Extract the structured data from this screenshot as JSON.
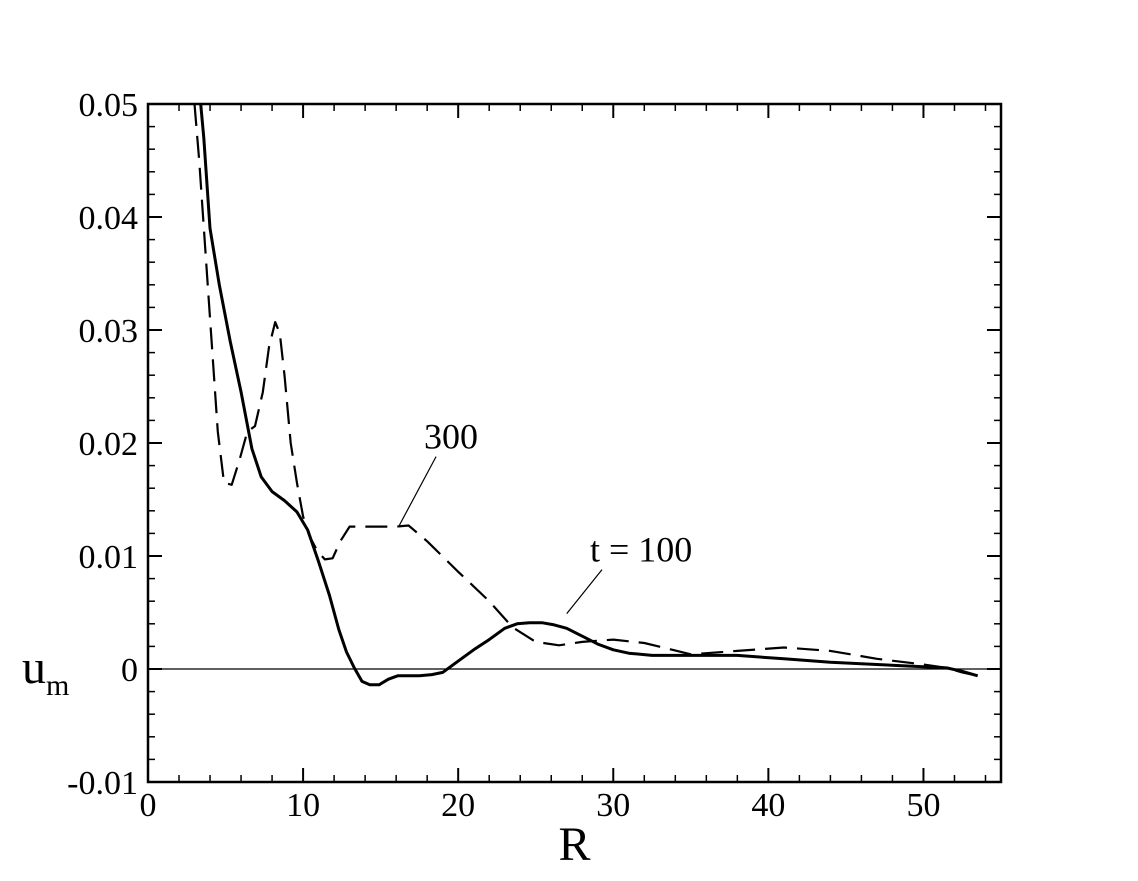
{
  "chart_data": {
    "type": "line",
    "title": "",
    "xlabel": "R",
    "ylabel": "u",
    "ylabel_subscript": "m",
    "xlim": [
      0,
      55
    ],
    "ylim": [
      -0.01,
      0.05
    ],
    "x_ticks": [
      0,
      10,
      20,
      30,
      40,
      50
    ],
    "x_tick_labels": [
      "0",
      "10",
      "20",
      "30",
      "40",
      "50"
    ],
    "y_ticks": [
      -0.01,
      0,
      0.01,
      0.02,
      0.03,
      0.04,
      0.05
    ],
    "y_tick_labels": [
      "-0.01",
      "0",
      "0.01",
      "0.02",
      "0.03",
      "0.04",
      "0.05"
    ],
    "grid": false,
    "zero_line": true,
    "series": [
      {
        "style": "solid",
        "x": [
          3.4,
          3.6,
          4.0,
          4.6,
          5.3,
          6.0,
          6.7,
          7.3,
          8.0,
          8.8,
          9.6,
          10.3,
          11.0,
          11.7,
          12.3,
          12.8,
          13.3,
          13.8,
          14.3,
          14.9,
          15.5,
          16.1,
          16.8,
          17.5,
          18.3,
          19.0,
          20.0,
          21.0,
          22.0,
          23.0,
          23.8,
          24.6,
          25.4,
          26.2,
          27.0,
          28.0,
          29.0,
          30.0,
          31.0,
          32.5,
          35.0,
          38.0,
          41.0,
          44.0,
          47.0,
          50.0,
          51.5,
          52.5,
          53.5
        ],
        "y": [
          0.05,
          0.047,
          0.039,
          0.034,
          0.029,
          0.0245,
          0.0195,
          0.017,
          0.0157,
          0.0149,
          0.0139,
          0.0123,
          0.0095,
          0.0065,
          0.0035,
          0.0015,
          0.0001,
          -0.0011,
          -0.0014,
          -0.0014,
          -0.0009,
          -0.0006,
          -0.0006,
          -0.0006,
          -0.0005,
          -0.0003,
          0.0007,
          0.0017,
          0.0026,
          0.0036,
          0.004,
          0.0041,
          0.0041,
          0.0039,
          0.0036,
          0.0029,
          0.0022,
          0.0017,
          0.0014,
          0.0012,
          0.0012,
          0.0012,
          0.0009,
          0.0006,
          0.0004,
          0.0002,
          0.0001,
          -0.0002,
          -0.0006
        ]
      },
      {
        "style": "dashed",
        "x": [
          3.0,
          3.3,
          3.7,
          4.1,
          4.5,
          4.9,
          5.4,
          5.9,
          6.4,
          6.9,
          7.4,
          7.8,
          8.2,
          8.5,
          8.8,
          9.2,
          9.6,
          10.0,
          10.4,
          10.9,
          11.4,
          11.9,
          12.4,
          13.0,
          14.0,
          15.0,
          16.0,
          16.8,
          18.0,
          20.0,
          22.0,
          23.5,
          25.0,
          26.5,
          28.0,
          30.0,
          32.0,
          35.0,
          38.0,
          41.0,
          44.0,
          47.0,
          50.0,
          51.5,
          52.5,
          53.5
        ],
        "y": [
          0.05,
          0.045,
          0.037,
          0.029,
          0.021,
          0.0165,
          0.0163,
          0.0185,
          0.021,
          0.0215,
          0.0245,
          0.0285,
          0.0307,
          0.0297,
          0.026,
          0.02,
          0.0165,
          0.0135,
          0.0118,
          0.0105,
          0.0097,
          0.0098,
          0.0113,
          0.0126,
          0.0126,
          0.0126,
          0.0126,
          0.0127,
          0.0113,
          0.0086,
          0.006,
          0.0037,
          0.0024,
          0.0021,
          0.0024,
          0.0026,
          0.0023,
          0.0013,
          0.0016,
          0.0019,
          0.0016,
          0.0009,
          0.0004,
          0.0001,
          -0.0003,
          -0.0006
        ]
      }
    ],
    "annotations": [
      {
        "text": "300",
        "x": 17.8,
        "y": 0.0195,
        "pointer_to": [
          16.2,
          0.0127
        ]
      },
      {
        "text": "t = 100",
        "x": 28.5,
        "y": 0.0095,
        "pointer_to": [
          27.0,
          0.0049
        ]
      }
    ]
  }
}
────────
◆ WORK TO DO
Return the listing above unchanged, apart from dropping its pictures.

◆ RESULT BELOW
Extract the structured data from this screenshot as JSON.
{
  "chart_data": {
    "type": "line",
    "title": "",
    "xlabel": "R",
    "ylabel": "u",
    "ylabel_subscript": "m",
    "xlim": [
      0,
      55
    ],
    "ylim": [
      -0.01,
      0.05
    ],
    "x_ticks": [
      0,
      10,
      20,
      30,
      40,
      50
    ],
    "x_tick_labels": [
      "0",
      "10",
      "20",
      "30",
      "40",
      "50"
    ],
    "y_ticks": [
      -0.01,
      0,
      0.01,
      0.02,
      0.03,
      0.04,
      0.05
    ],
    "y_tick_labels": [
      "-0.01",
      "0",
      "0.01",
      "0.02",
      "0.03",
      "0.04",
      "0.05"
    ],
    "grid": false,
    "zero_line": true,
    "series": [
      {
        "style": "solid",
        "x": [
          3.4,
          3.6,
          4.0,
          4.6,
          5.3,
          6.0,
          6.7,
          7.3,
          8.0,
          8.8,
          9.6,
          10.3,
          11.0,
          11.7,
          12.3,
          12.8,
          13.3,
          13.8,
          14.3,
          14.9,
          15.5,
          16.1,
          16.8,
          17.5,
          18.3,
          19.0,
          20.0,
          21.0,
          22.0,
          23.0,
          23.8,
          24.6,
          25.4,
          26.2,
          27.0,
          28.0,
          29.0,
          30.0,
          31.0,
          32.5,
          35.0,
          38.0,
          41.0,
          44.0,
          47.0,
          50.0,
          51.5,
          52.5,
          53.5
        ],
        "y": [
          0.05,
          0.047,
          0.039,
          0.034,
          0.029,
          0.0245,
          0.0195,
          0.017,
          0.0157,
          0.0149,
          0.0139,
          0.0123,
          0.0095,
          0.0065,
          0.0035,
          0.0015,
          0.0001,
          -0.0011,
          -0.0014,
          -0.0014,
          -0.0009,
          -0.0006,
          -0.0006,
          -0.0006,
          -0.0005,
          -0.0003,
          0.0007,
          0.0017,
          0.0026,
          0.0036,
          0.004,
          0.0041,
          0.0041,
          0.0039,
          0.0036,
          0.0029,
          0.0022,
          0.0017,
          0.0014,
          0.0012,
          0.0012,
          0.0012,
          0.0009,
          0.0006,
          0.0004,
          0.0002,
          0.0001,
          -0.0002,
          -0.0006
        ]
      },
      {
        "style": "dashed",
        "x": [
          3.0,
          3.3,
          3.7,
          4.1,
          4.5,
          4.9,
          5.4,
          5.9,
          6.4,
          6.9,
          7.4,
          7.8,
          8.2,
          8.5,
          8.8,
          9.2,
          9.6,
          10.0,
          10.4,
          10.9,
          11.4,
          11.9,
          12.4,
          13.0,
          14.0,
          15.0,
          16.0,
          16.8,
          18.0,
          20.0,
          22.0,
          23.5,
          25.0,
          26.5,
          28.0,
          30.0,
          32.0,
          35.0,
          38.0,
          41.0,
          44.0,
          47.0,
          50.0,
          51.5,
          52.5,
          53.5
        ],
        "y": [
          0.05,
          0.045,
          0.037,
          0.029,
          0.021,
          0.0165,
          0.0163,
          0.0185,
          0.021,
          0.0215,
          0.0245,
          0.0285,
          0.0307,
          0.0297,
          0.026,
          0.02,
          0.0165,
          0.0135,
          0.0118,
          0.0105,
          0.0097,
          0.0098,
          0.0113,
          0.0126,
          0.0126,
          0.0126,
          0.0126,
          0.0127,
          0.0113,
          0.0086,
          0.006,
          0.0037,
          0.0024,
          0.0021,
          0.0024,
          0.0026,
          0.0023,
          0.0013,
          0.0016,
          0.0019,
          0.0016,
          0.0009,
          0.0004,
          0.0001,
          -0.0003,
          -0.0006
        ]
      }
    ],
    "annotations": [
      {
        "text": "300",
        "x": 17.8,
        "y": 0.0195,
        "pointer_to": [
          16.2,
          0.0127
        ]
      },
      {
        "text": "t = 100",
        "x": 28.5,
        "y": 0.0095,
        "pointer_to": [
          27.0,
          0.0049
        ]
      }
    ]
  }
}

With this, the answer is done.